§ **Given instruction**
Below are records to repeat exactly. Omit the pictures from the copy.

§ **Records to use**
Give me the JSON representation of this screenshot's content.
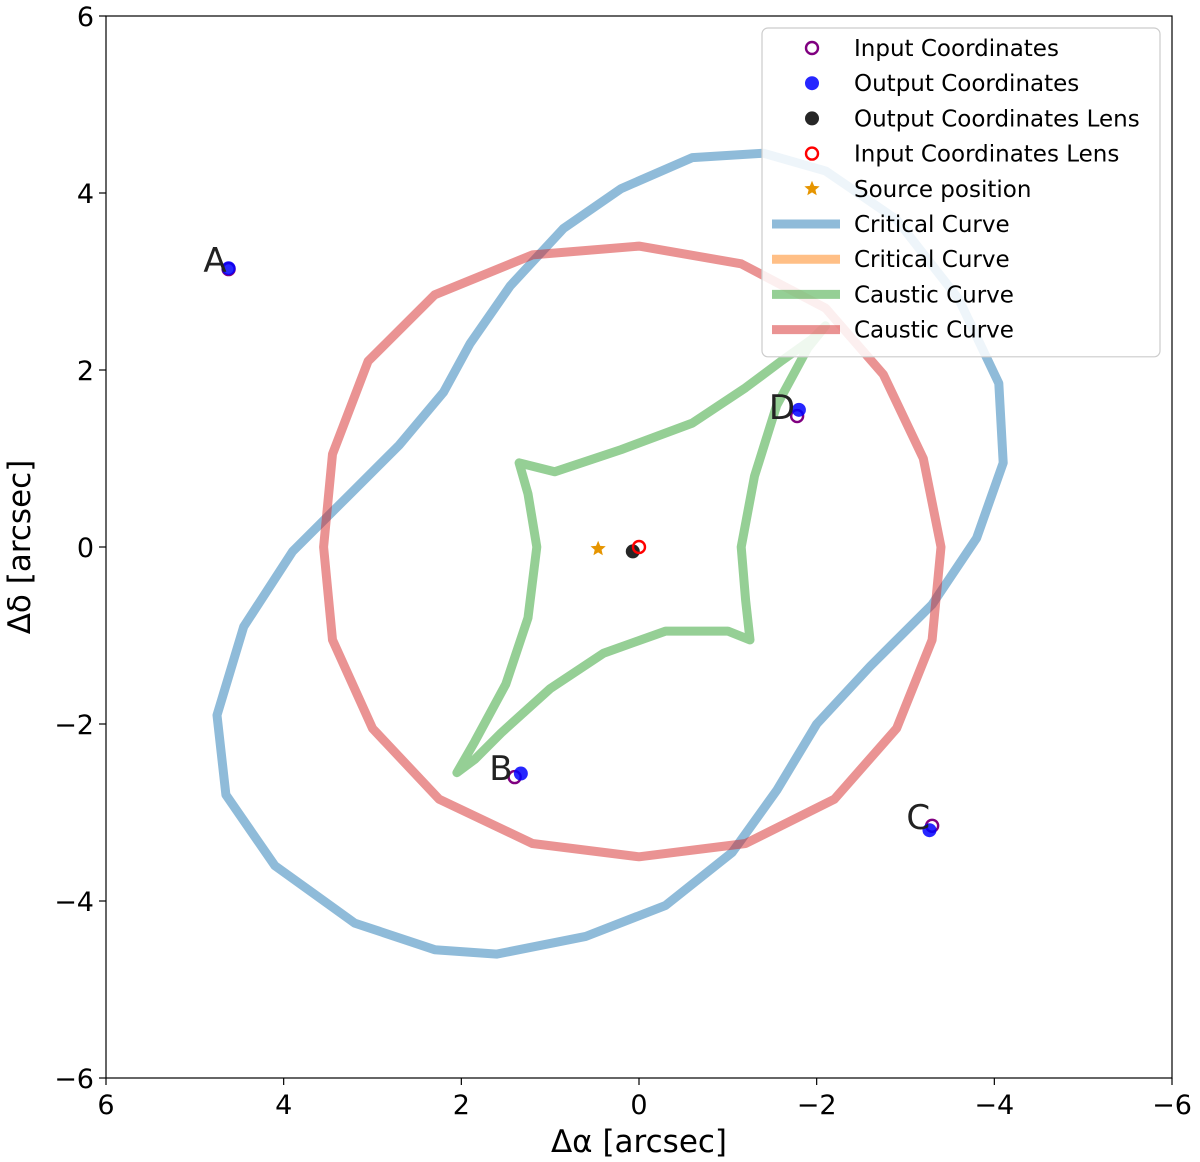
{
  "chart_data": {
    "type": "scatter",
    "title": "",
    "xlabel": "Δα   [arcsec]",
    "ylabel": "Δδ   [arcsec]",
    "xlim": [
      6,
      -6
    ],
    "ylim": [
      -6,
      6
    ],
    "xticks": [
      6,
      4,
      2,
      0,
      -2,
      -4,
      -6
    ],
    "yticks": [
      -6,
      -4,
      -2,
      0,
      2,
      4,
      6
    ],
    "xtick_labels": [
      "6",
      "4",
      "2",
      "0",
      "−2",
      "−4",
      "−6"
    ],
    "ytick_labels": [
      "−6",
      "−4",
      "−2",
      "0",
      "2",
      "4",
      "6"
    ],
    "grid": false,
    "legend_position": "top-right",
    "curves": [
      {
        "name": "Critical Curve",
        "color": "#1f77b4",
        "opacity": 0.5,
        "points": [
          [
            1.6,
            -4.6
          ],
          [
            0.6,
            -4.4
          ],
          [
            -0.3,
            -4.05
          ],
          [
            -1.05,
            -3.45
          ],
          [
            -1.55,
            -2.75
          ],
          [
            -2.0,
            -2.0
          ],
          [
            -2.6,
            -1.35
          ],
          [
            -3.3,
            -0.65
          ],
          [
            -3.8,
            0.1
          ],
          [
            -4.1,
            0.95
          ],
          [
            -4.05,
            1.85
          ],
          [
            -3.6,
            2.8
          ],
          [
            -2.9,
            3.7
          ],
          [
            -2.1,
            4.25
          ],
          [
            -1.4,
            4.45
          ],
          [
            -0.6,
            4.4
          ],
          [
            0.2,
            4.05
          ],
          [
            0.85,
            3.6
          ],
          [
            1.45,
            2.95
          ],
          [
            1.9,
            2.3
          ],
          [
            2.2,
            1.75
          ],
          [
            2.7,
            1.15
          ],
          [
            3.25,
            0.6
          ],
          [
            3.9,
            -0.05
          ],
          [
            4.45,
            -0.9
          ],
          [
            4.75,
            -1.9
          ],
          [
            4.65,
            -2.8
          ],
          [
            4.1,
            -3.6
          ],
          [
            3.2,
            -4.25
          ],
          [
            2.3,
            -4.55
          ],
          [
            1.6,
            -4.6
          ]
        ]
      },
      {
        "name": "Critical Curve",
        "color": "#ff7f0e",
        "opacity": 0.5,
        "points": []
      },
      {
        "name": "Caustic Curve",
        "color": "#2ca02c",
        "opacity": 0.5,
        "points": [
          [
            1.35,
            0.95
          ],
          [
            0.95,
            0.85
          ],
          [
            0.2,
            1.1
          ],
          [
            -0.6,
            1.4
          ],
          [
            -1.2,
            1.8
          ],
          [
            -1.6,
            2.1
          ],
          [
            -1.95,
            2.35
          ],
          [
            -2.1,
            2.5
          ],
          [
            -1.9,
            2.25
          ],
          [
            -1.55,
            1.6
          ],
          [
            -1.3,
            0.8
          ],
          [
            -1.15,
            0.0
          ],
          [
            -1.2,
            -0.6
          ],
          [
            -1.25,
            -1.05
          ],
          [
            -1.0,
            -0.95
          ],
          [
            -0.3,
            -0.95
          ],
          [
            0.4,
            -1.2
          ],
          [
            1.0,
            -1.6
          ],
          [
            1.55,
            -2.1
          ],
          [
            1.85,
            -2.4
          ],
          [
            2.05,
            -2.55
          ],
          [
            1.85,
            -2.2
          ],
          [
            1.5,
            -1.55
          ],
          [
            1.25,
            -0.8
          ],
          [
            1.15,
            0.0
          ],
          [
            1.25,
            0.6
          ],
          [
            1.35,
            0.95
          ]
        ]
      },
      {
        "name": "Caustic Curve",
        "color": "#d62728",
        "opacity": 0.5,
        "points": [
          [
            3.55,
            0.0
          ],
          [
            3.45,
            1.05
          ],
          [
            3.05,
            2.1
          ],
          [
            2.3,
            2.85
          ],
          [
            1.2,
            3.3
          ],
          [
            0.0,
            3.4
          ],
          [
            -1.15,
            3.2
          ],
          [
            -2.1,
            2.7
          ],
          [
            -2.75,
            1.95
          ],
          [
            -3.2,
            1.0
          ],
          [
            -3.4,
            0.0
          ],
          [
            -3.3,
            -1.05
          ],
          [
            -2.9,
            -2.05
          ],
          [
            -2.2,
            -2.85
          ],
          [
            -1.2,
            -3.35
          ],
          [
            0.0,
            -3.5
          ],
          [
            1.2,
            -3.35
          ],
          [
            2.25,
            -2.85
          ],
          [
            3.0,
            -2.05
          ],
          [
            3.45,
            -1.05
          ],
          [
            3.55,
            0.0
          ]
        ]
      }
    ],
    "scatter_series": [
      {
        "name": "Input Coordinates",
        "marker": "open-circle",
        "color": "#800080",
        "points": [
          [
            4.62,
            3.14
          ],
          [
            1.4,
            -2.6
          ],
          [
            -3.3,
            -3.15
          ],
          [
            -1.78,
            1.48
          ]
        ]
      },
      {
        "name": "Output Coordinates",
        "marker": "filled-circle",
        "color": "#0000ff",
        "points": [
          [
            4.62,
            3.15
          ],
          [
            1.33,
            -2.56
          ],
          [
            -3.27,
            -3.2
          ],
          [
            -1.8,
            1.55
          ]
        ]
      },
      {
        "name": "Output Coordinates Lens",
        "marker": "filled-circle",
        "color": "#000000",
        "points": [
          [
            0.07,
            -0.05
          ]
        ]
      },
      {
        "name": "Input Coordinates Lens",
        "marker": "open-circle",
        "color": "#ff0000",
        "points": [
          [
            0.0,
            0.0
          ]
        ]
      },
      {
        "name": "Source position",
        "marker": "star",
        "color": "#e69500",
        "points": [
          [
            0.46,
            -0.02
          ]
        ]
      }
    ],
    "point_labels": [
      {
        "text": "A",
        "x": 4.62,
        "y": 3.14
      },
      {
        "text": "B",
        "x": 1.4,
        "y": -2.6
      },
      {
        "text": "C",
        "x": -3.3,
        "y": -3.15
      },
      {
        "text": "D",
        "x": -1.78,
        "y": 1.48
      }
    ],
    "legend": [
      {
        "label": "Input Coordinates",
        "kind": "open-circle",
        "color": "#800080"
      },
      {
        "label": "Output Coordinates",
        "kind": "filled-circle",
        "color": "#0000ff"
      },
      {
        "label": "Output Coordinates Lens",
        "kind": "filled-circle",
        "color": "#000000"
      },
      {
        "label": "Input Coordinates Lens",
        "kind": "open-circle",
        "color": "#ff0000"
      },
      {
        "label": "Source position",
        "kind": "star",
        "color": "#e69500"
      },
      {
        "label": "Critical Curve",
        "kind": "line",
        "color": "#1f77b4"
      },
      {
        "label": "Critical Curve",
        "kind": "line",
        "color": "#ff7f0e"
      },
      {
        "label": "Caustic Curve",
        "kind": "line",
        "color": "#2ca02c"
      },
      {
        "label": "Caustic Curve",
        "kind": "line",
        "color": "#d62728"
      }
    ]
  }
}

§ **Task solution**
Give me the JSON representation of this screenshot's content.
{
  "chart_data": {
    "type": "scatter",
    "title": "",
    "xlabel": "Δα   [arcsec]",
    "ylabel": "Δδ   [arcsec]",
    "xlim": [
      6,
      -6
    ],
    "ylim": [
      -6,
      6
    ],
    "xticks": [
      6,
      4,
      2,
      0,
      -2,
      -4,
      -6
    ],
    "yticks": [
      -6,
      -4,
      -2,
      0,
      2,
      4,
      6
    ],
    "xtick_labels": [
      "6",
      "4",
      "2",
      "0",
      "−2",
      "−4",
      "−6"
    ],
    "ytick_labels": [
      "−6",
      "−4",
      "−2",
      "0",
      "2",
      "4",
      "6"
    ],
    "grid": false,
    "legend_position": "top-right",
    "curves": [
      {
        "name": "Critical Curve",
        "color": "#1f77b4",
        "opacity": 0.5,
        "points": [
          [
            1.6,
            -4.6
          ],
          [
            0.6,
            -4.4
          ],
          [
            -0.3,
            -4.05
          ],
          [
            -1.05,
            -3.45
          ],
          [
            -1.55,
            -2.75
          ],
          [
            -2.0,
            -2.0
          ],
          [
            -2.6,
            -1.35
          ],
          [
            -3.3,
            -0.65
          ],
          [
            -3.8,
            0.1
          ],
          [
            -4.1,
            0.95
          ],
          [
            -4.05,
            1.85
          ],
          [
            -3.6,
            2.8
          ],
          [
            -2.9,
            3.7
          ],
          [
            -2.1,
            4.25
          ],
          [
            -1.4,
            4.45
          ],
          [
            -0.6,
            4.4
          ],
          [
            0.2,
            4.05
          ],
          [
            0.85,
            3.6
          ],
          [
            1.45,
            2.95
          ],
          [
            1.9,
            2.3
          ],
          [
            2.2,
            1.75
          ],
          [
            2.7,
            1.15
          ],
          [
            3.25,
            0.6
          ],
          [
            3.9,
            -0.05
          ],
          [
            4.45,
            -0.9
          ],
          [
            4.75,
            -1.9
          ],
          [
            4.65,
            -2.8
          ],
          [
            4.1,
            -3.6
          ],
          [
            3.2,
            -4.25
          ],
          [
            2.3,
            -4.55
          ],
          [
            1.6,
            -4.6
          ]
        ]
      },
      {
        "name": "Critical Curve",
        "color": "#ff7f0e",
        "opacity": 0.5,
        "points": []
      },
      {
        "name": "Caustic Curve",
        "color": "#2ca02c",
        "opacity": 0.5,
        "points": [
          [
            1.35,
            0.95
          ],
          [
            0.95,
            0.85
          ],
          [
            0.2,
            1.1
          ],
          [
            -0.6,
            1.4
          ],
          [
            -1.2,
            1.8
          ],
          [
            -1.6,
            2.1
          ],
          [
            -1.95,
            2.35
          ],
          [
            -2.1,
            2.5
          ],
          [
            -1.9,
            2.25
          ],
          [
            -1.55,
            1.6
          ],
          [
            -1.3,
            0.8
          ],
          [
            -1.15,
            0.0
          ],
          [
            -1.2,
            -0.6
          ],
          [
            -1.25,
            -1.05
          ],
          [
            -1.0,
            -0.95
          ],
          [
            -0.3,
            -0.95
          ],
          [
            0.4,
            -1.2
          ],
          [
            1.0,
            -1.6
          ],
          [
            1.55,
            -2.1
          ],
          [
            1.85,
            -2.4
          ],
          [
            2.05,
            -2.55
          ],
          [
            1.85,
            -2.2
          ],
          [
            1.5,
            -1.55
          ],
          [
            1.25,
            -0.8
          ],
          [
            1.15,
            0.0
          ],
          [
            1.25,
            0.6
          ],
          [
            1.35,
            0.95
          ]
        ]
      },
      {
        "name": "Caustic Curve",
        "color": "#d62728",
        "opacity": 0.5,
        "points": [
          [
            3.55,
            0.0
          ],
          [
            3.45,
            1.05
          ],
          [
            3.05,
            2.1
          ],
          [
            2.3,
            2.85
          ],
          [
            1.2,
            3.3
          ],
          [
            0.0,
            3.4
          ],
          [
            -1.15,
            3.2
          ],
          [
            -2.1,
            2.7
          ],
          [
            -2.75,
            1.95
          ],
          [
            -3.2,
            1.0
          ],
          [
            -3.4,
            0.0
          ],
          [
            -3.3,
            -1.05
          ],
          [
            -2.9,
            -2.05
          ],
          [
            -2.2,
            -2.85
          ],
          [
            -1.2,
            -3.35
          ],
          [
            0.0,
            -3.5
          ],
          [
            1.2,
            -3.35
          ],
          [
            2.25,
            -2.85
          ],
          [
            3.0,
            -2.05
          ],
          [
            3.45,
            -1.05
          ],
          [
            3.55,
            0.0
          ]
        ]
      }
    ],
    "scatter_series": [
      {
        "name": "Input Coordinates",
        "marker": "open-circle",
        "color": "#800080",
        "points": [
          [
            4.62,
            3.14
          ],
          [
            1.4,
            -2.6
          ],
          [
            -3.3,
            -3.15
          ],
          [
            -1.78,
            1.48
          ]
        ]
      },
      {
        "name": "Output Coordinates",
        "marker": "filled-circle",
        "color": "#0000ff",
        "points": [
          [
            4.62,
            3.15
          ],
          [
            1.33,
            -2.56
          ],
          [
            -3.27,
            -3.2
          ],
          [
            -1.8,
            1.55
          ]
        ]
      },
      {
        "name": "Output Coordinates Lens",
        "marker": "filled-circle",
        "color": "#000000",
        "points": [
          [
            0.07,
            -0.05
          ]
        ]
      },
      {
        "name": "Input Coordinates Lens",
        "marker": "open-circle",
        "color": "#ff0000",
        "points": [
          [
            0.0,
            0.0
          ]
        ]
      },
      {
        "name": "Source position",
        "marker": "star",
        "color": "#e69500",
        "points": [
          [
            0.46,
            -0.02
          ]
        ]
      }
    ],
    "point_labels": [
      {
        "text": "A",
        "x": 4.62,
        "y": 3.14
      },
      {
        "text": "B",
        "x": 1.4,
        "y": -2.6
      },
      {
        "text": "C",
        "x": -3.3,
        "y": -3.15
      },
      {
        "text": "D",
        "x": -1.78,
        "y": 1.48
      }
    ],
    "legend": [
      {
        "label": "Input Coordinates",
        "kind": "open-circle",
        "color": "#800080"
      },
      {
        "label": "Output Coordinates",
        "kind": "filled-circle",
        "color": "#0000ff"
      },
      {
        "label": "Output Coordinates Lens",
        "kind": "filled-circle",
        "color": "#000000"
      },
      {
        "label": "Input Coordinates Lens",
        "kind": "open-circle",
        "color": "#ff0000"
      },
      {
        "label": "Source position",
        "kind": "star",
        "color": "#e69500"
      },
      {
        "label": "Critical Curve",
        "kind": "line",
        "color": "#1f77b4"
      },
      {
        "label": "Critical Curve",
        "kind": "line",
        "color": "#ff7f0e"
      },
      {
        "label": "Caustic Curve",
        "kind": "line",
        "color": "#2ca02c"
      },
      {
        "label": "Caustic Curve",
        "kind": "line",
        "color": "#d62728"
      }
    ]
  }
}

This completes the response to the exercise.